* Required work
Find each line with the word "vote" and copy it.

* Material
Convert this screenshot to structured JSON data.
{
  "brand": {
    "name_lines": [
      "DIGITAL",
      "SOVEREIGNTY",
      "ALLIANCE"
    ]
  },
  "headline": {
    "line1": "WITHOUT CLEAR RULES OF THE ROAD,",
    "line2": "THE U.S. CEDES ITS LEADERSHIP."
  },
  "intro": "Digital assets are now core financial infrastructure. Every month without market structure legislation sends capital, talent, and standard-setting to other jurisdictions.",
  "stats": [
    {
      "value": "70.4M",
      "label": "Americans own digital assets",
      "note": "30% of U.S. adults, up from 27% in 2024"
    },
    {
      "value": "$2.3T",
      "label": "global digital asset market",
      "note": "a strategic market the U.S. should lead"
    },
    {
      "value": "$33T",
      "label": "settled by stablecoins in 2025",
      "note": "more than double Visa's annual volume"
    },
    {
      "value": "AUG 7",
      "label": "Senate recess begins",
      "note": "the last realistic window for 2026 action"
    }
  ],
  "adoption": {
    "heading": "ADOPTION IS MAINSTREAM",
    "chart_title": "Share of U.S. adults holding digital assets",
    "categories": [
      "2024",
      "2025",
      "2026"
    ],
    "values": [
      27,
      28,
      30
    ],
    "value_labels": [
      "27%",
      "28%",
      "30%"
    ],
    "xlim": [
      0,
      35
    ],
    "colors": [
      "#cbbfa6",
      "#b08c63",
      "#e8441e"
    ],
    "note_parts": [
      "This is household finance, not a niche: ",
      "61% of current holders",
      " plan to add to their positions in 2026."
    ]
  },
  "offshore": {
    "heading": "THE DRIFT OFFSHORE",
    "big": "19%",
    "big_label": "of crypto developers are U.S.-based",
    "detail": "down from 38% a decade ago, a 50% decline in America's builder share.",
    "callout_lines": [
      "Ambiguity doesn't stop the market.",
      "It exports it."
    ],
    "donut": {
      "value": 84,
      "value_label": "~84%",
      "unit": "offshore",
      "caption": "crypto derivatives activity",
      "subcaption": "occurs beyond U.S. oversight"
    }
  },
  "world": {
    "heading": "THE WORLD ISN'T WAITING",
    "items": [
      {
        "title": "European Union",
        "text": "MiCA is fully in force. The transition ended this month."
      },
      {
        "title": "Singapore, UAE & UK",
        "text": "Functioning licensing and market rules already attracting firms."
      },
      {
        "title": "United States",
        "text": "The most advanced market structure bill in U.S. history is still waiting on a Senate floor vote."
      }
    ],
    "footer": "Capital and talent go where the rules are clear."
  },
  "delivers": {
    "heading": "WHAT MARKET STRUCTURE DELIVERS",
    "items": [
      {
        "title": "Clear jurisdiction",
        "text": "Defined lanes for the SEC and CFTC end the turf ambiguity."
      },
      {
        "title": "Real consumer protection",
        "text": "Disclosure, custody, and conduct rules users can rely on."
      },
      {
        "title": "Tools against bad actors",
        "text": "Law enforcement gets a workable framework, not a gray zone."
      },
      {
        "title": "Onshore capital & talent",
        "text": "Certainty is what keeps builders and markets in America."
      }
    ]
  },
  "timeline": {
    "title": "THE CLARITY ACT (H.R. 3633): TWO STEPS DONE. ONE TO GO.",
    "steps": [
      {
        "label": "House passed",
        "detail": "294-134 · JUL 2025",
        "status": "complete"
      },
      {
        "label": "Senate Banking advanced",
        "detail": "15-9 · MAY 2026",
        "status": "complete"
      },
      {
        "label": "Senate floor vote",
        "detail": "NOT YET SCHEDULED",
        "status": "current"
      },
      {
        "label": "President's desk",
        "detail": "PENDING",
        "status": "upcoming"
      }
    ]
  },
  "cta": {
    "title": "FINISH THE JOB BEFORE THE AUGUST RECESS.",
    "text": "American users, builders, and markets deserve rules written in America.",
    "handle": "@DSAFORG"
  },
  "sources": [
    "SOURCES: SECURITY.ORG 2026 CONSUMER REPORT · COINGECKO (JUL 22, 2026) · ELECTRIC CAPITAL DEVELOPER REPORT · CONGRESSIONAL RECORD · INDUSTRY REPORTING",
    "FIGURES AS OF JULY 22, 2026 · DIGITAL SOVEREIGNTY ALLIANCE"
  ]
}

* Solution to this exercise
        "text": "The most advanced market structure bill in U.S. history is still waiting on a Senate floor vote."
        "label": "Senate floor vote",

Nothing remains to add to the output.